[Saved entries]
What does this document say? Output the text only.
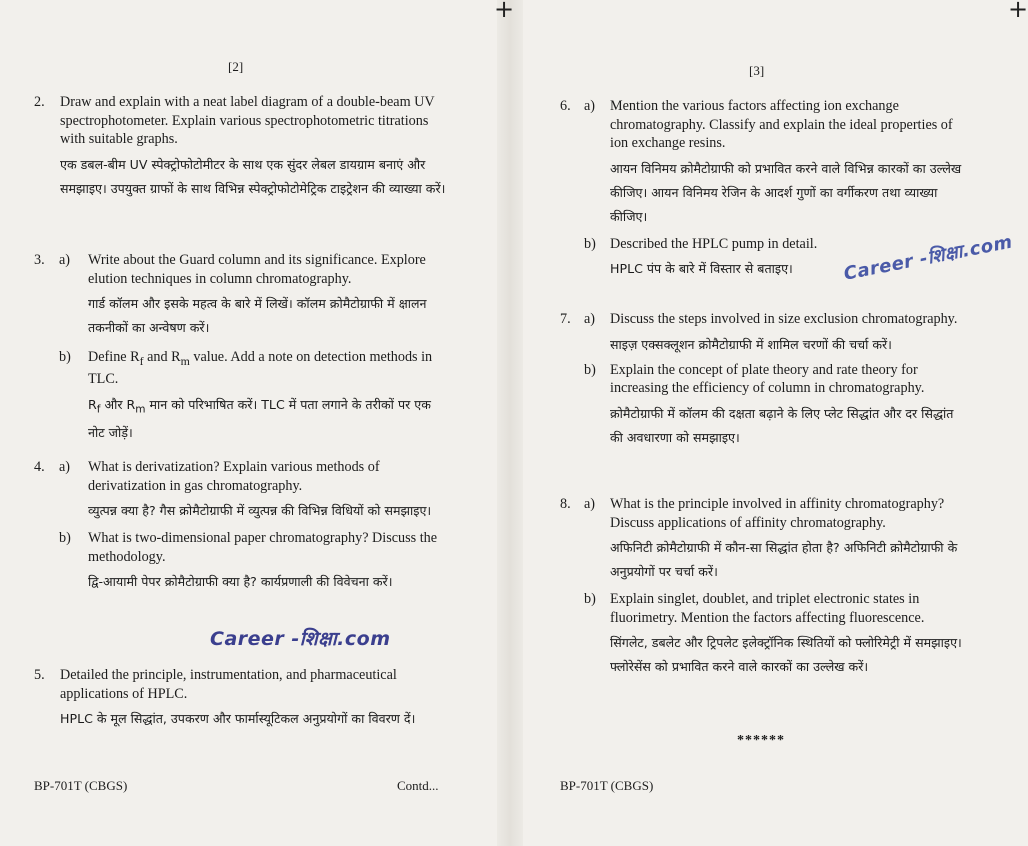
+	+
[2]
2. Draw and explain with a neat label diagram of a double-beam UV spectrophotometer. Explain various spectrophotometric titrations with suitable graphs.
एक डबल-बीम UV स्पेक्ट्रोफोटोमीटर के साथ एक सुंदर लेबल डायग्राम बनाएं और समझाइए। उपयुक्त ग्राफों के साथ विभिन्न स्पेक्ट्रोफोटोमेट्रिक टाइट्रेशन की व्याख्या करें।
3. a) Write about the Guard column and its significance. Explore elution techniques in column chromatography.
गार्ड कॉलम और इसके महत्व के बारे में लिखें। कॉलम क्रोमैटोग्राफी में क्षालन तकनीकों का अन्वेषण करें।
b) Define $R_f$ and $R_m$ value. Add a note on detection methods in TLC.
$R_f$ और $R_m$ मान को परिभाषित करें। TLC में पता लगाने के तरीकों पर एक नोट जोड़ें।
4. a) What is derivatization? Explain various methods of derivatization in gas chromatography.
व्युत्पन्न क्या है? गैस क्रोमैटोग्राफी में व्युत्पन्न की विभिन्न विधियों को समझाइए।
b) What is two-dimensional paper chromatography? Discuss the methodology.
द्वि-आयामी पेपर क्रोमैटोग्राफी क्या है? कार्यप्रणाली की विवेचना करें।
Career -शिक्षा.com
5. Detailed the principle, instrumentation, and pharmaceutical applications of HPLC.
HPLC के मूल सिद्धांत, उपकरण और फार्मास्यूटिकल अनुप्रयोगों का विवरण दें।
BP-701T (CBGS)	Contd...
[3]
6. a) Mention the various factors affecting ion exchange chromatography. Classify and explain the ideal properties of ion exchange resins.
आयन विनिमय क्रोमैटोग्राफी को प्रभावित करने वाले विभिन्न कारकों का उल्लेख कीजिए। आयन विनिमय रेजिन के आदर्श गुणों का वर्गीकरण तथा व्याख्या कीजिए।
b) Described the HPLC pump in detail.
HPLC पंप के बारे में विस्तार से बताइए।	Career -शिक्षा.com
7. a) Discuss the steps involved in size exclusion chromatography.
साइज़ एक्सक्लूशन क्रोमैटोग्राफी में शामिल चरणों की चर्चा करें।
b) Explain the concept of plate theory and rate theory for increasing the efficiency of column in chromatography.
क्रोमैटोग्राफी में कॉलम की दक्षता बढ़ाने के लिए प्लेट सिद्धांत और दर सिद्धांत की अवधारणा को समझाइए।
8. a) What is the principle involved in affinity chromatography? Discuss applications of affinity chromatography.
अफिनिटी क्रोमैटोग्राफी में कौन-सा सिद्धांत होता है? अफिनिटी क्रोमैटोग्राफी के अनुप्रयोगों पर चर्चा करें।
b) Explain singlet, doublet, and triplet electronic states in fluorimetry. Mention the factors affecting fluorescence.
सिंगलेट, डबलेट और ट्रिपलेट इलेक्ट्रॉनिक स्थितियों को फ्लोरिमेट्री में समझाइए। फ्लोरेसेंस को प्रभावित करने वाले कारकों का उल्लेख करें।
******
BP-701T (CBGS)
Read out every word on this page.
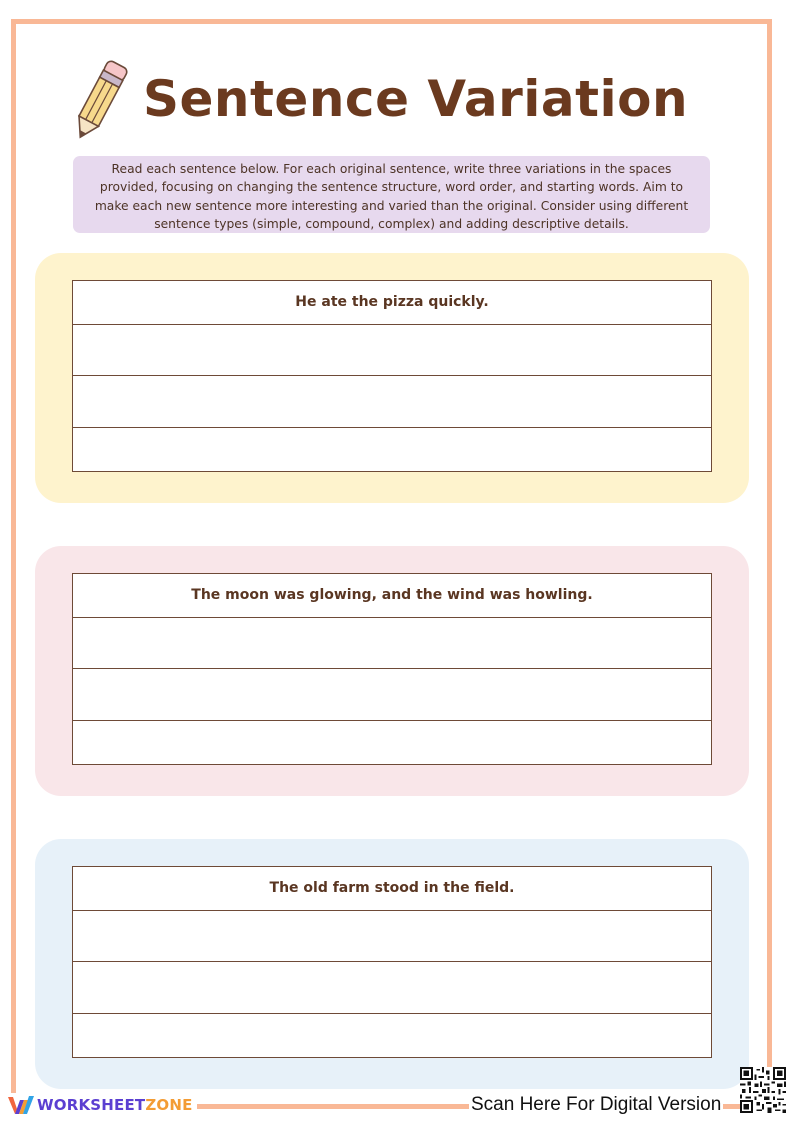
Sentence Variation
Read each sentence below. For each original sentence, write three variations in the spaces provided, focusing on changing the sentence structure, word order, and starting words. Aim to make each new sentence more interesting and varied than the original. Consider using different sentence types (simple, compound, complex) and adding descriptive details.
He ate the pizza quickly.
The moon was glowing, and the wind was howling.
The old farm stood in the field.
WORKSHEET ZONE	Scan Here For Digital Version
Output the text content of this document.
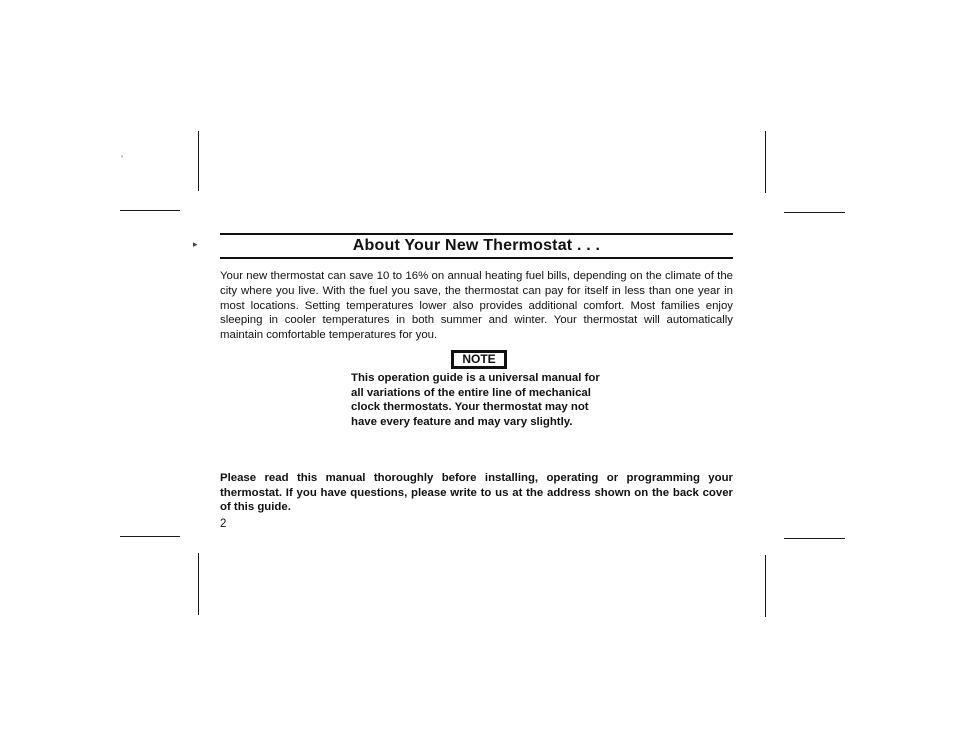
’
▸	About Your New Thermostat . . .
Your new thermostat can save 10 to 16% on annual heating fuel bills, depending on the climate of the city where you live. With the fuel you save, the thermostat can pay for itself in less than one year in most locations. Setting temperatures lower also provides additional comfort. Most families enjoy sleeping in cooler temperatures in both summer and winter. Your thermostat will automatically maintain comfortable temperatures for you.
NOTE
This operation guide is a universal manual for all variations of the entire line of mechanical clock thermostats. Your thermostat may not have every feature and may vary slightly.
Please read this manual thoroughly before installing, operating or programming your thermostat. If you have questions, please write to us at the address shown on the back cover of this guide.
2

Direction =>
Tally up the lines of the listing containing the word "chromatography". Give only the total.

Response to this exercise =>
7